Saved data entries
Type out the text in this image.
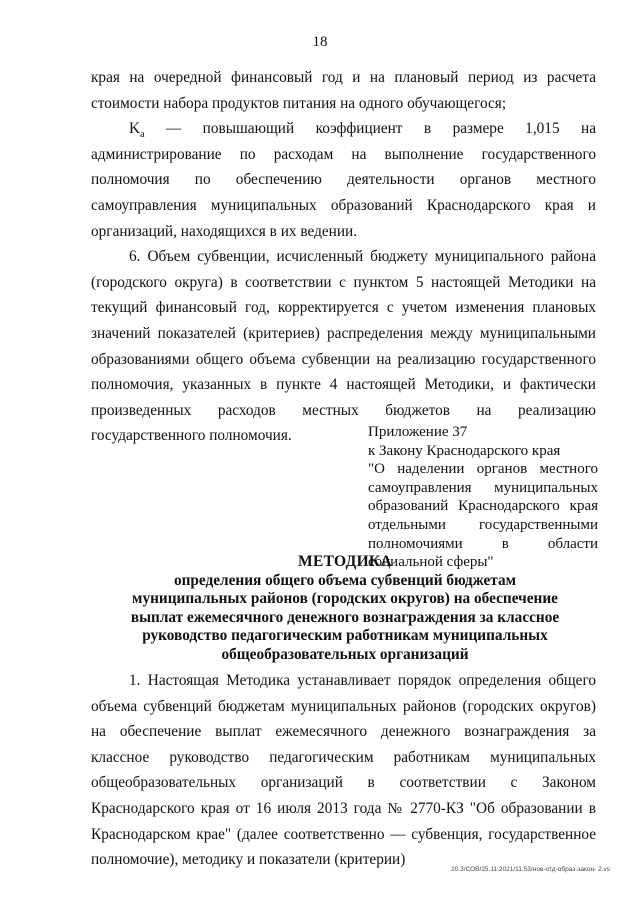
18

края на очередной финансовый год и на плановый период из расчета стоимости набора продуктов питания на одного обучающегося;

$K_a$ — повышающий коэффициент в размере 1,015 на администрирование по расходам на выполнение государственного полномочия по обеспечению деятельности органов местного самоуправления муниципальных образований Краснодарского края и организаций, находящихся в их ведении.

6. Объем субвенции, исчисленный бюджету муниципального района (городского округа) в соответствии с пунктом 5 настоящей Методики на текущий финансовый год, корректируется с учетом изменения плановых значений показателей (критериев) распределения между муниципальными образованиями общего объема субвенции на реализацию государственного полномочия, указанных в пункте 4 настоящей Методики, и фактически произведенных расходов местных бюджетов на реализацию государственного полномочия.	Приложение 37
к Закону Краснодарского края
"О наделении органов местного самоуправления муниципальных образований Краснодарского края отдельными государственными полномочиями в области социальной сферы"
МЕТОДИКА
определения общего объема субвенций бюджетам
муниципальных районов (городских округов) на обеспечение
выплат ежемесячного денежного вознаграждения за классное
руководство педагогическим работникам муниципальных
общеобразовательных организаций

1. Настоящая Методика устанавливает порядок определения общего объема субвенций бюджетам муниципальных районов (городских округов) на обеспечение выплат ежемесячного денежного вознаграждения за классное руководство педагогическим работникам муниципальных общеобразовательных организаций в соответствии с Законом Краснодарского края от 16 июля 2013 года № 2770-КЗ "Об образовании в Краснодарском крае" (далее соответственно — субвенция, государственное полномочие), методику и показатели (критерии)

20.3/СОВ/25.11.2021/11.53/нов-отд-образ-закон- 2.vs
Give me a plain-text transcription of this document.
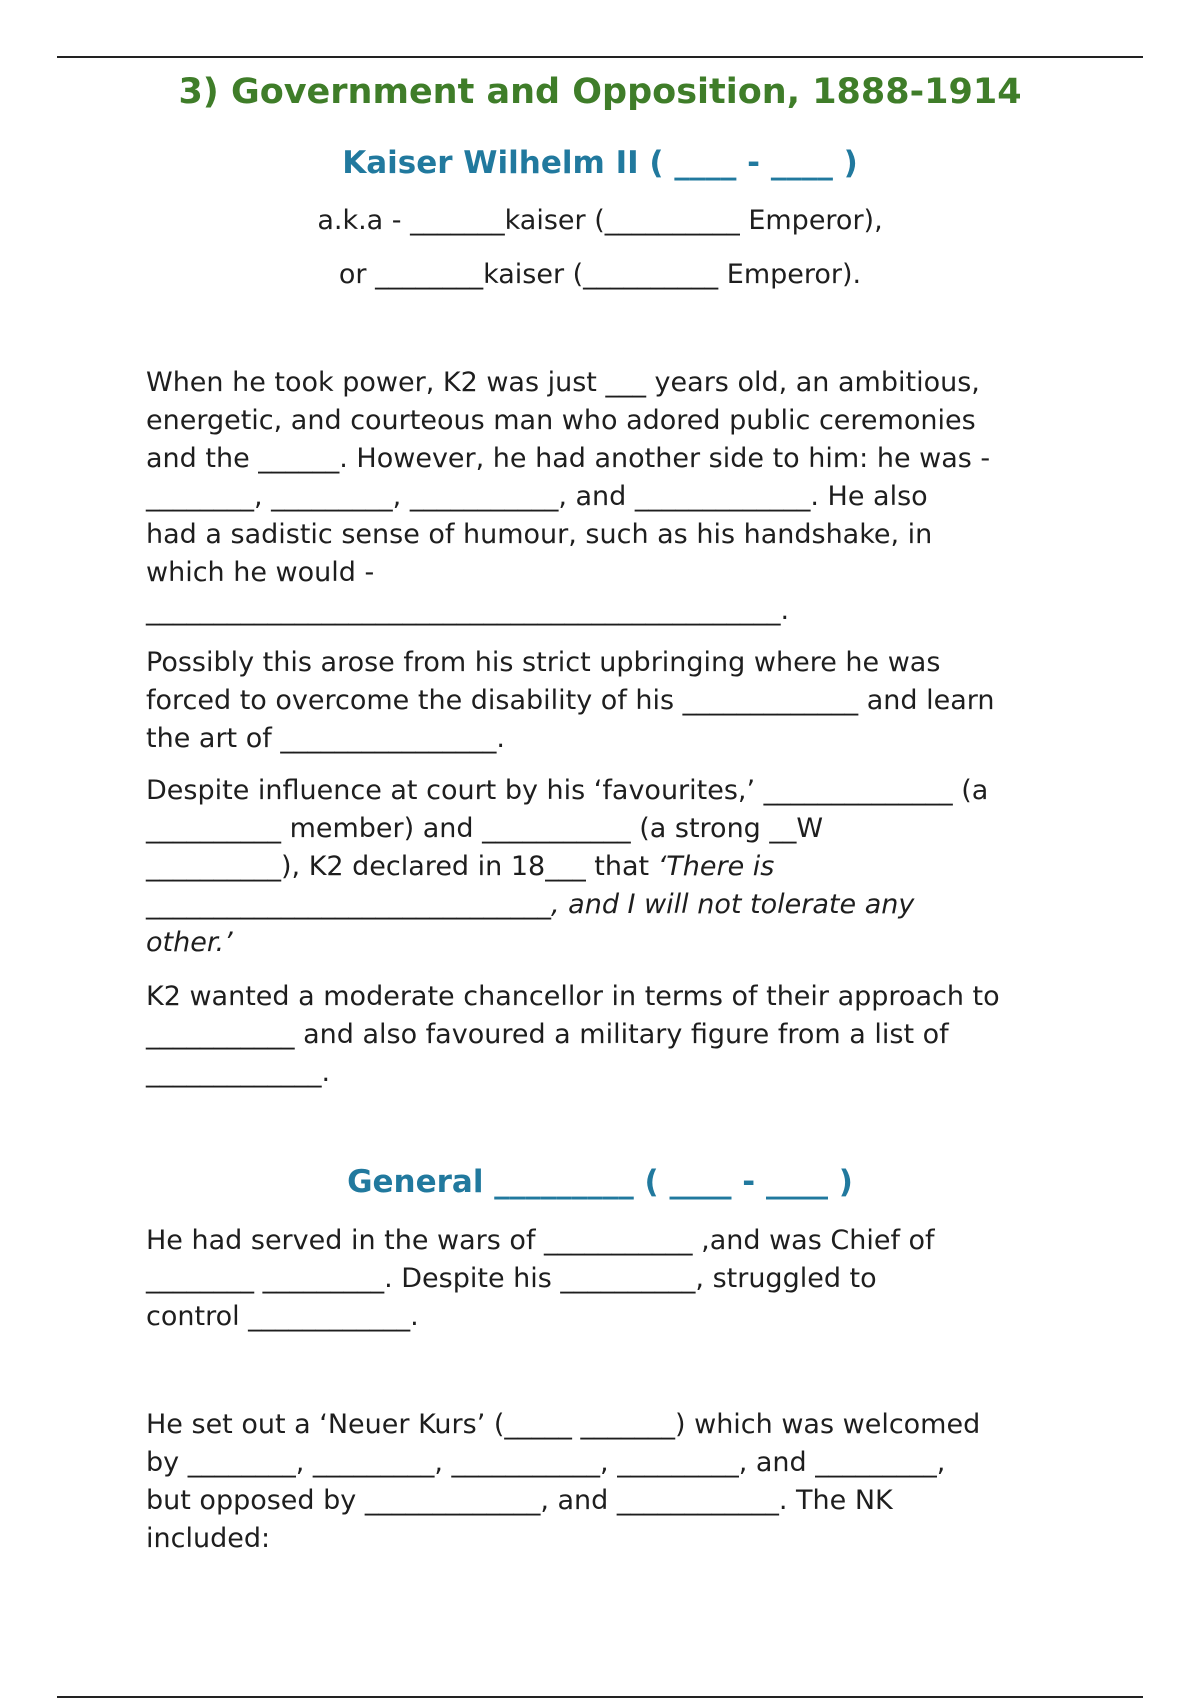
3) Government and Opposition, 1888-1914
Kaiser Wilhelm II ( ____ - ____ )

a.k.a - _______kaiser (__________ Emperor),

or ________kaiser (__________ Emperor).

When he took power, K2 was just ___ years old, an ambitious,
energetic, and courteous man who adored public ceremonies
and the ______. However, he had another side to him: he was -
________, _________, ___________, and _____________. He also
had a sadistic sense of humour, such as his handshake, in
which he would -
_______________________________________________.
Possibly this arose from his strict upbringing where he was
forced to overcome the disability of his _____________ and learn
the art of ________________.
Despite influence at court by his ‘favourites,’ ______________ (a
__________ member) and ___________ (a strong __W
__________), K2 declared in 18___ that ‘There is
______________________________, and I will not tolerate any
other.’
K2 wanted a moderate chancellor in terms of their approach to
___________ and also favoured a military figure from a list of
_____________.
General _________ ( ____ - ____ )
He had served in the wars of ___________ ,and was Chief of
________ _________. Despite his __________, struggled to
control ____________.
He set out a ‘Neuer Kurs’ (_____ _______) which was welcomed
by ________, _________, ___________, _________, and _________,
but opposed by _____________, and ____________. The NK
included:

■ WORK INSTRUCTIONS
Select and copy every line of the material that holds the string "бюджетам".

■ OUTPUT FOR THIS TASK
определения общего объема субвенций бюджетам
1. Настоящая Методика устанавливает порядок определения общего объема субвенций бюджетам муниципальных районов (городских округов) на обеспечение выплат ежемесячного денежного вознаграждения за классное руководство педагогическим работникам муниципальных общеобразовательных организаций в соответствии с Законом Краснодарского края от 16 июля 2013 года № 2770-КЗ "Об образовании в Краснодарском крае" (далее соответственно — субвенция, государственное полномочие), методику и показатели (критерии)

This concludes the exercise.